>> BEGIN
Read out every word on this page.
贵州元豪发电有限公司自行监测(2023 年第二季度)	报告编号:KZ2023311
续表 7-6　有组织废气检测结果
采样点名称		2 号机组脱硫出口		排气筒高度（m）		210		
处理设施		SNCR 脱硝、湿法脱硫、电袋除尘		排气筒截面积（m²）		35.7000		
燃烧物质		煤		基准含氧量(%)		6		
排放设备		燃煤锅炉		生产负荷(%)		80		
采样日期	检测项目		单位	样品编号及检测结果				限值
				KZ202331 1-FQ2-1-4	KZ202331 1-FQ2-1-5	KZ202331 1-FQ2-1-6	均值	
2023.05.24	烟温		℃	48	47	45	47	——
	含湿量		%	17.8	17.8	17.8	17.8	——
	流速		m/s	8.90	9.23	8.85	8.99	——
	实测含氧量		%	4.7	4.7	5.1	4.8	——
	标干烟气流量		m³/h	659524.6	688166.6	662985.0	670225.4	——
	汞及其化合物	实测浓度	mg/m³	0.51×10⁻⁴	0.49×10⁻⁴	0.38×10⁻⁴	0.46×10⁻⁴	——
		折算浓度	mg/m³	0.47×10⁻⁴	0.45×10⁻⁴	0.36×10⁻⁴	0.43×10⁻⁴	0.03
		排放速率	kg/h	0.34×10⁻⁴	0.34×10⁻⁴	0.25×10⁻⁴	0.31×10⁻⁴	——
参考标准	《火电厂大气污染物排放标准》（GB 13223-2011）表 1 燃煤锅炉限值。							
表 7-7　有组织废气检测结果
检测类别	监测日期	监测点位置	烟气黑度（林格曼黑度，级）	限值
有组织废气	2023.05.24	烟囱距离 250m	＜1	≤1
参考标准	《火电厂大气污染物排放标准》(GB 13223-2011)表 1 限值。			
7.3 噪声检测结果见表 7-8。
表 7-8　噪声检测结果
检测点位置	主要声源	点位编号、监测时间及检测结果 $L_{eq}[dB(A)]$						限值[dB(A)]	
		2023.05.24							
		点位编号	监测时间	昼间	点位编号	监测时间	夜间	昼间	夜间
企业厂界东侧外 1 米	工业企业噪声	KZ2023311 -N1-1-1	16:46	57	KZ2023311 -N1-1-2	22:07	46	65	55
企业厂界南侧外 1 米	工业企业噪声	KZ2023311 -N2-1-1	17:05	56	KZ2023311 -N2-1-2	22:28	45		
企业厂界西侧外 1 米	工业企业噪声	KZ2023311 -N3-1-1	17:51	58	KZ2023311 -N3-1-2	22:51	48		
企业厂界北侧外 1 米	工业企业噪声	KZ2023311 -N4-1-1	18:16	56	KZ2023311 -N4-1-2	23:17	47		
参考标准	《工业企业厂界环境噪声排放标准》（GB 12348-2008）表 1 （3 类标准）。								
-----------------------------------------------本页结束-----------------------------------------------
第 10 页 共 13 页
>> END
Task:
Reproduce the complete data exactly as presented above.

Reply:
Read out every word on this page.
贵州元豪发电有限公司自行监测(2023 年第二季度)	报告编号:KZ2023311
续表 7-6　有组织废气检测结果
采样点名称		2 号机组脱硫出口		排气筒高度（m）		210		
处理设施		SNCR 脱硝、湿法脱硫、电袋除尘		排气筒截面积（m²）		35.7000		
燃烧物质		煤		基准含氧量(%)		6		
排放设备		燃煤锅炉		生产负荷(%)		80		
采样日期	检测项目		单位	样品编号及检测结果				限值
				KZ202331 1-FQ2-1-4	KZ202331 1-FQ2-1-5	KZ202331 1-FQ2-1-6	均值	
2023.05.24	烟温		℃	48	47	45	47	——
	含湿量		%	17.8	17.8	17.8	17.8	——
	流速		m/s	8.90	9.23	8.85	8.99	——
	实测含氧量		%	4.7	4.7	5.1	4.8	——
	标干烟气流量		m³/h	659524.6	688166.6	662985.0	670225.4	——
	汞及其化合物	实测浓度	mg/m³	0.51×10⁻⁴	0.49×10⁻⁴	0.38×10⁻⁴	0.46×10⁻⁴	——
		折算浓度	mg/m³	0.47×10⁻⁴	0.45×10⁻⁴	0.36×10⁻⁴	0.43×10⁻⁴	0.03
		排放速率	kg/h	0.34×10⁻⁴	0.34×10⁻⁴	0.25×10⁻⁴	0.31×10⁻⁴	——
参考标准	《火电厂大气污染物排放标准》（GB 13223-2011）表 1 燃煤锅炉限值。							
表 7-7　有组织废气检测结果
检测类别	监测日期	监测点位置	烟气黑度（林格曼黑度，级）	限值
有组织废气	2023.05.24	烟囱距离 250m	＜1	≤1
参考标准	《火电厂大气污染物排放标准》(GB 13223-2011)表 1 限值。			
7.3 噪声检测结果见表 7-8。
表 7-8　噪声检测结果
检测点位置	主要声源	点位编号、监测时间及检测结果 $L_{eq}[dB(A)]$						限值[dB(A)]	
		2023.05.24							
		点位编号	监测时间	昼间	点位编号	监测时间	夜间	昼间	夜间
企业厂界东侧外 1 米	工业企业噪声	KZ2023311 -N1-1-1	16:46	57	KZ2023311 -N1-1-2	22:07	46	65	55
企业厂界南侧外 1 米	工业企业噪声	KZ2023311 -N2-1-1	17:05	56	KZ2023311 -N2-1-2	22:28	45		
企业厂界西侧外 1 米	工业企业噪声	KZ2023311 -N3-1-1	17:51	58	KZ2023311 -N3-1-2	22:51	48		
企业厂界北侧外 1 米	工业企业噪声	KZ2023311 -N4-1-1	18:16	56	KZ2023311 -N4-1-2	23:17	47		
参考标准	《工业企业厂界环境噪声排放标准》（GB 12348-2008）表 1 （3 类标准）。								
-----------------------------------------------本页结束-----------------------------------------------
第 10 页 共 13 页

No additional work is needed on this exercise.